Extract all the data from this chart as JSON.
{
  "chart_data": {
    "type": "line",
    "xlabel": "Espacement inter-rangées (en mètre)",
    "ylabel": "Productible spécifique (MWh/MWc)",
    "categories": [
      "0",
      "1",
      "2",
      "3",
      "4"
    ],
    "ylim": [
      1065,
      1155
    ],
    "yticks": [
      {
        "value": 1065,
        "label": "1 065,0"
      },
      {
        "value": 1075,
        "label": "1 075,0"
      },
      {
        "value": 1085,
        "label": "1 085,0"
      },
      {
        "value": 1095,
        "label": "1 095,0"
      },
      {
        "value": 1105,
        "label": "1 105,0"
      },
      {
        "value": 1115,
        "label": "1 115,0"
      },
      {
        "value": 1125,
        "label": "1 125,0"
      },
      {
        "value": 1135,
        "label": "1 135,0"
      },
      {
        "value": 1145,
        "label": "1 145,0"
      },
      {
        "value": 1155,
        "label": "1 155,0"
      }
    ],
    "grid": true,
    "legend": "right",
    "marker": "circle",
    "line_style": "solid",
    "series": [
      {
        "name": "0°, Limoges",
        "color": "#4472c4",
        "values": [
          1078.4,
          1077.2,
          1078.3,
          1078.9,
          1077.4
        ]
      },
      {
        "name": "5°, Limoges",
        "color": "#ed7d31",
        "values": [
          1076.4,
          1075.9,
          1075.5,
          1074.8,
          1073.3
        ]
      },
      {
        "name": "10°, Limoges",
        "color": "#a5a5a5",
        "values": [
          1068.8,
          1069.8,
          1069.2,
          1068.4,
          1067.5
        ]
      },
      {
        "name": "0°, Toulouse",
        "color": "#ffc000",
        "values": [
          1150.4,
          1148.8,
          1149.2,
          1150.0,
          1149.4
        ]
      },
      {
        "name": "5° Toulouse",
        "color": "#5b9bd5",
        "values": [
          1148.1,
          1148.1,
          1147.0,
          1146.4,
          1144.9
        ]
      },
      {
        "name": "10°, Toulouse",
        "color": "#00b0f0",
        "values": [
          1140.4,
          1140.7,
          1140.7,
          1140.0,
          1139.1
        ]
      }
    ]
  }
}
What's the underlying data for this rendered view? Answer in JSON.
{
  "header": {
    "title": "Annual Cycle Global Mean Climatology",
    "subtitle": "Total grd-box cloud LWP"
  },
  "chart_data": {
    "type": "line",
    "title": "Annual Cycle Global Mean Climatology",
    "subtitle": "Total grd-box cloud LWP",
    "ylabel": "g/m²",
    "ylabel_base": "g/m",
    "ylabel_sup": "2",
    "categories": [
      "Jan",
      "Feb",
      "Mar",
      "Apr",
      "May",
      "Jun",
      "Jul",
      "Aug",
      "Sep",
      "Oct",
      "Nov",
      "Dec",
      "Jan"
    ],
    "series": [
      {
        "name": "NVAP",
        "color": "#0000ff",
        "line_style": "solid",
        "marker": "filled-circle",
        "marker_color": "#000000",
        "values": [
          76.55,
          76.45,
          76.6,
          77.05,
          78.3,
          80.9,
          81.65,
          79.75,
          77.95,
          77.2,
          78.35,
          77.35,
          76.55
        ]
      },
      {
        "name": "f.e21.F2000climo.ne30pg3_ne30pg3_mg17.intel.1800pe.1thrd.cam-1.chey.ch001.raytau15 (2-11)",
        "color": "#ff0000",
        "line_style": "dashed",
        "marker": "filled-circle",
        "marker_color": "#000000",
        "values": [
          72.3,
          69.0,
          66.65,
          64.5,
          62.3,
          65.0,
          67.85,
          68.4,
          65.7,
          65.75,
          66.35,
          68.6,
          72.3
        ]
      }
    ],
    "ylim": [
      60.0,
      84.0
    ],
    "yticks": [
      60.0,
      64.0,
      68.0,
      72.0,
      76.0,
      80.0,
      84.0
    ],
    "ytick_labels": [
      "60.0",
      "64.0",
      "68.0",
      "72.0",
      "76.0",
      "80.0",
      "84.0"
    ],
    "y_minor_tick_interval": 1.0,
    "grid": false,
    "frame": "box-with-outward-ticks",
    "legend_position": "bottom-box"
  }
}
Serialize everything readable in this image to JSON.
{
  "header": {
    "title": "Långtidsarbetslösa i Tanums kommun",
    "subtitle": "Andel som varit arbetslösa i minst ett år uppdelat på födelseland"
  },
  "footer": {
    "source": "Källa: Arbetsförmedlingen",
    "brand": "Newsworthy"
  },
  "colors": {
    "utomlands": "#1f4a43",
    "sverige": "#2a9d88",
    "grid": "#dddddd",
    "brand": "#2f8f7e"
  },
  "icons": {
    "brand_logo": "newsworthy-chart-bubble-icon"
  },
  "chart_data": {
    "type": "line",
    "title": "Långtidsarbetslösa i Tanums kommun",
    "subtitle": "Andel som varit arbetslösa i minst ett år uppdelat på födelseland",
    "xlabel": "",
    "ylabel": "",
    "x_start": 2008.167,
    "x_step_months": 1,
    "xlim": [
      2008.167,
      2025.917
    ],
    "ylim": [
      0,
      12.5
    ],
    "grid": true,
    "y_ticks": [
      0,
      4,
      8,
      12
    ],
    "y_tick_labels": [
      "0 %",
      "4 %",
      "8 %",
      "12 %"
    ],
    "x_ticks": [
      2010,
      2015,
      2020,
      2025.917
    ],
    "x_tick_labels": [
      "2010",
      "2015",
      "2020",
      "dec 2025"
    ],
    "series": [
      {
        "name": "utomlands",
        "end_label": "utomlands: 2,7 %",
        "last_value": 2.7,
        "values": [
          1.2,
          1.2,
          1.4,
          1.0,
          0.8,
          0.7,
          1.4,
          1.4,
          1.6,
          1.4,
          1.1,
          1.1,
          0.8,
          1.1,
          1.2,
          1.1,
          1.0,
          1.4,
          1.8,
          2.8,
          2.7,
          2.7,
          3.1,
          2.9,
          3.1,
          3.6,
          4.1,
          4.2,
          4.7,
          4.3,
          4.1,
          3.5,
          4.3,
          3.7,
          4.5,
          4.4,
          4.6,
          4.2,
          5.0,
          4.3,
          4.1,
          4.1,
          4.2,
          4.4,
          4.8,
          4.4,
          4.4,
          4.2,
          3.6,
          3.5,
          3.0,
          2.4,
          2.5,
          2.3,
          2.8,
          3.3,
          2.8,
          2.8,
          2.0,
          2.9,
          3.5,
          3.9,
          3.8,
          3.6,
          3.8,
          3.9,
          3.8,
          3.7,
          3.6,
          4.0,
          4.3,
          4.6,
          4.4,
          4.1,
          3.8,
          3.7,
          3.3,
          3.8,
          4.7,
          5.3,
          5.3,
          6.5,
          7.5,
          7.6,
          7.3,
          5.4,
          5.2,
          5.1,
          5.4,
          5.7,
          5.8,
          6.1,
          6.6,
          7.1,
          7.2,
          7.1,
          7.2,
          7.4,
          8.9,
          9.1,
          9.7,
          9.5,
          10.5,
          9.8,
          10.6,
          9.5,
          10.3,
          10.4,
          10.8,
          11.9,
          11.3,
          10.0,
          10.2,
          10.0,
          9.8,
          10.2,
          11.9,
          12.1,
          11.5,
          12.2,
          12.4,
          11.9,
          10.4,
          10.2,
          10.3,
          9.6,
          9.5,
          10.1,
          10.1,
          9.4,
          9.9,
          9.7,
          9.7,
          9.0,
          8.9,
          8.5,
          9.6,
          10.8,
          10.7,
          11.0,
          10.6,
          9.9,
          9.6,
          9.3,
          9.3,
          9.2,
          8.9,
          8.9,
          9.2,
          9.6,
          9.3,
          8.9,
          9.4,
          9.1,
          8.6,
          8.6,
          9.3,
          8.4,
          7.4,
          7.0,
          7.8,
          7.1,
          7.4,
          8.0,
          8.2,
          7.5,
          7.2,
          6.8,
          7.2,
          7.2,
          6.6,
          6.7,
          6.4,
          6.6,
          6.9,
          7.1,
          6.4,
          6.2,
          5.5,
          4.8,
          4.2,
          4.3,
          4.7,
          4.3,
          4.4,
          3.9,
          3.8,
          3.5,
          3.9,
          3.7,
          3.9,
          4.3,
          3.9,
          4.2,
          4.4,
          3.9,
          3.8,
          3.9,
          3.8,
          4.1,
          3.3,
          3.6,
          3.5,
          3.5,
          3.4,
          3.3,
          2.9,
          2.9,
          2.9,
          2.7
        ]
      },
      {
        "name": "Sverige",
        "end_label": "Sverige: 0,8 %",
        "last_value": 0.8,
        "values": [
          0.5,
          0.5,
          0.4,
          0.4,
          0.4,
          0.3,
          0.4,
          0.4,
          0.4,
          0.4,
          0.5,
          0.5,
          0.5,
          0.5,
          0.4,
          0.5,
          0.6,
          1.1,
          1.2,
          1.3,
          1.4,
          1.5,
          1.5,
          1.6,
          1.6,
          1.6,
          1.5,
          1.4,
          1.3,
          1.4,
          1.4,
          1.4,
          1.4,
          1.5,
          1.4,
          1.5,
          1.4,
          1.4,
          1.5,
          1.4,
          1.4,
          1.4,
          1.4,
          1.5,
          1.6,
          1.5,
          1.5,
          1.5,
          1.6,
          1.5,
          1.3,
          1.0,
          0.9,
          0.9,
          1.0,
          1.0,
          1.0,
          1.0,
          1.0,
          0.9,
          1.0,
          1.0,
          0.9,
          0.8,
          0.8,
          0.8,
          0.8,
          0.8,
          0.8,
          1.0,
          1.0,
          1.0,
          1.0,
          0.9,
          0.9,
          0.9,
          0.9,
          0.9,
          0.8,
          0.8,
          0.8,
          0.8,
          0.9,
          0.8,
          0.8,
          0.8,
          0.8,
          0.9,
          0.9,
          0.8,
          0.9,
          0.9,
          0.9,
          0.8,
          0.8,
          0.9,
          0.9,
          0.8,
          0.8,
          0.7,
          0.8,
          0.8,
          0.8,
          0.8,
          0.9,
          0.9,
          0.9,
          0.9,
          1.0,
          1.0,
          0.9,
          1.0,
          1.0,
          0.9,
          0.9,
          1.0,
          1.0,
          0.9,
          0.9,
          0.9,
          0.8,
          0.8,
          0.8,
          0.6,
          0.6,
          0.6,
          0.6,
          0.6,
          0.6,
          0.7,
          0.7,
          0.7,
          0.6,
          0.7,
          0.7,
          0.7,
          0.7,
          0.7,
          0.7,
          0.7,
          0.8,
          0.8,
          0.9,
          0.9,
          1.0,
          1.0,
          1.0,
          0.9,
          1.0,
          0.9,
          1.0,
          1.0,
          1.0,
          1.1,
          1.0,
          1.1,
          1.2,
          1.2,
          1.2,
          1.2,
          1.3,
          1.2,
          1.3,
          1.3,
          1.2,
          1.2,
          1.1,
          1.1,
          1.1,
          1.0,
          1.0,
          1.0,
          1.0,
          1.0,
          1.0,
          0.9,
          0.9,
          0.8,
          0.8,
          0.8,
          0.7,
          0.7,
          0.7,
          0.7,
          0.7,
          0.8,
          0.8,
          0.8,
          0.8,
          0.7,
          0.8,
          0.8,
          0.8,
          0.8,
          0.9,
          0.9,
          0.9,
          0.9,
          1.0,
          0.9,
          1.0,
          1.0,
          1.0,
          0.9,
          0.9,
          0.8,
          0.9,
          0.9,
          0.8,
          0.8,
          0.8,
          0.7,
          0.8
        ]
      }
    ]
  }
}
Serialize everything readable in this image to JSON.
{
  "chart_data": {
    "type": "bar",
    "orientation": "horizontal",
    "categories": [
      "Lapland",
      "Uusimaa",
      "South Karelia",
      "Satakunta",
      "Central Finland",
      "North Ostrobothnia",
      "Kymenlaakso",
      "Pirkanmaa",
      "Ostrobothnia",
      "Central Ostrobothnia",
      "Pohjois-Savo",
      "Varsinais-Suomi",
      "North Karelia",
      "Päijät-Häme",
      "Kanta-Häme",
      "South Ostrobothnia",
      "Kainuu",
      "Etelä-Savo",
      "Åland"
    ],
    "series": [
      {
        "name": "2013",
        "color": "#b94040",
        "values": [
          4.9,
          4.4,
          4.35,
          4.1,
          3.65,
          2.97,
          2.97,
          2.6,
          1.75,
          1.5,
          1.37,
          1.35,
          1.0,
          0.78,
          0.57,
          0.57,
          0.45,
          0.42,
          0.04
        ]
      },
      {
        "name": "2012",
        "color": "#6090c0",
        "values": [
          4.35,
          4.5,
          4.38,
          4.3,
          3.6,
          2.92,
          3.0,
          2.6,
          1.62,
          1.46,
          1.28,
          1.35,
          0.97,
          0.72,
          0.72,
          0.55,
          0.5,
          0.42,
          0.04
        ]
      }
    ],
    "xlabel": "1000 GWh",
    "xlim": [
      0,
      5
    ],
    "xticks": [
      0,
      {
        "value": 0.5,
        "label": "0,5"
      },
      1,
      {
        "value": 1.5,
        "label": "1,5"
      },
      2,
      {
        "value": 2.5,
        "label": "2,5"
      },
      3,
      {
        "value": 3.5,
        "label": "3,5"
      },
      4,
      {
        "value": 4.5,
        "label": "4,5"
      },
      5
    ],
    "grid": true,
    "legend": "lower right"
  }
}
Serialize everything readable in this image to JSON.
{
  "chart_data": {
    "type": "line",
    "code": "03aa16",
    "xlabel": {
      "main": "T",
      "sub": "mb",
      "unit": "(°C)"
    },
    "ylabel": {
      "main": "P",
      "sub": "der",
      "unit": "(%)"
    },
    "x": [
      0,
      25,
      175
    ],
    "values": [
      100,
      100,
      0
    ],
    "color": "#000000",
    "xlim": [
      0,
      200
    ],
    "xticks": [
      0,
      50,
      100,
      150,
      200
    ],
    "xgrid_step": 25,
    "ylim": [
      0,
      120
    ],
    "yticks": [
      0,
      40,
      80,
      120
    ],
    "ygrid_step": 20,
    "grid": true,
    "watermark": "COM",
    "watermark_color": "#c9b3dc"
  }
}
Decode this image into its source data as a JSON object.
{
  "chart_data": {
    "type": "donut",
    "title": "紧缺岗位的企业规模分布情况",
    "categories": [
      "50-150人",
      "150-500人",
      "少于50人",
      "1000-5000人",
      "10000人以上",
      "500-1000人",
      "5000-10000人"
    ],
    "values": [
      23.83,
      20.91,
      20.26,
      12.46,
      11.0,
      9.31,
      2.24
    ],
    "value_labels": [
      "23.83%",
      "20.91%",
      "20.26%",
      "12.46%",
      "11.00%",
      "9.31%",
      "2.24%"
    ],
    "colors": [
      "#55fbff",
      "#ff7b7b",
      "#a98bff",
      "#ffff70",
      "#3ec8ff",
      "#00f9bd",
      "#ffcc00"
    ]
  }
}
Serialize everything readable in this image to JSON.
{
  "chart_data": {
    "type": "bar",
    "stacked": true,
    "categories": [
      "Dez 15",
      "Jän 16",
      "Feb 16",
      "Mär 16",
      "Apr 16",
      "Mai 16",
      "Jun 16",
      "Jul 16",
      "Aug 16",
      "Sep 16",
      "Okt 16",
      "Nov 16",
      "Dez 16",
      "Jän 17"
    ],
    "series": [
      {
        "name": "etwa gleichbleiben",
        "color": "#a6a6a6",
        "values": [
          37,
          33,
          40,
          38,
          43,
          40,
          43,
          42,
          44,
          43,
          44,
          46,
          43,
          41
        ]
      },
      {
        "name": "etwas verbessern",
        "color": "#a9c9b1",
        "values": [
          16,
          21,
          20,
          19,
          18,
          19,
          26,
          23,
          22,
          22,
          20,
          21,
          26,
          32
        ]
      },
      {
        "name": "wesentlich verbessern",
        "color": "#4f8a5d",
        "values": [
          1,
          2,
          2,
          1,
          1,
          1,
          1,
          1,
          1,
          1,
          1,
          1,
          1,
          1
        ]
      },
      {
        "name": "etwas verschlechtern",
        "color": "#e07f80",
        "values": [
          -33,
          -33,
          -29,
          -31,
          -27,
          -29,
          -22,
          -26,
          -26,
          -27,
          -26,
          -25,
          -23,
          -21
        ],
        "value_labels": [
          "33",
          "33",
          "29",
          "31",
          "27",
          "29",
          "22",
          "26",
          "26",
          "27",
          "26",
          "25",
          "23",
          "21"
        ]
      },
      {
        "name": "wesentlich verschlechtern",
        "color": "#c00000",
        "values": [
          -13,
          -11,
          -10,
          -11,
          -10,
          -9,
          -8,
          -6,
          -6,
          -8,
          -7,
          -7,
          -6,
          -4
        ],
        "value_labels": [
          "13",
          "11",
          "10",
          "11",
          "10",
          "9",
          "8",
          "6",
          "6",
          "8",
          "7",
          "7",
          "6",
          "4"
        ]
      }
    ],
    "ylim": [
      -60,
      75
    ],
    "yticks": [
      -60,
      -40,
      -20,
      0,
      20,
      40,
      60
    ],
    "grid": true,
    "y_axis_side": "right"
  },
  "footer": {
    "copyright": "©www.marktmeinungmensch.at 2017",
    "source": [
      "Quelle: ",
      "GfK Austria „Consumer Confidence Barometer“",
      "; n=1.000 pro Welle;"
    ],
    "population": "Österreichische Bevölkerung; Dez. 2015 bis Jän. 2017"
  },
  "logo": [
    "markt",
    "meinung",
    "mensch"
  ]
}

################

WHAT IS ASKED: Collect every line from the records above that contains the word "Central".

EXERCISE OUTPUT:
      "Central Finland",
      "Central Ostrobothnia",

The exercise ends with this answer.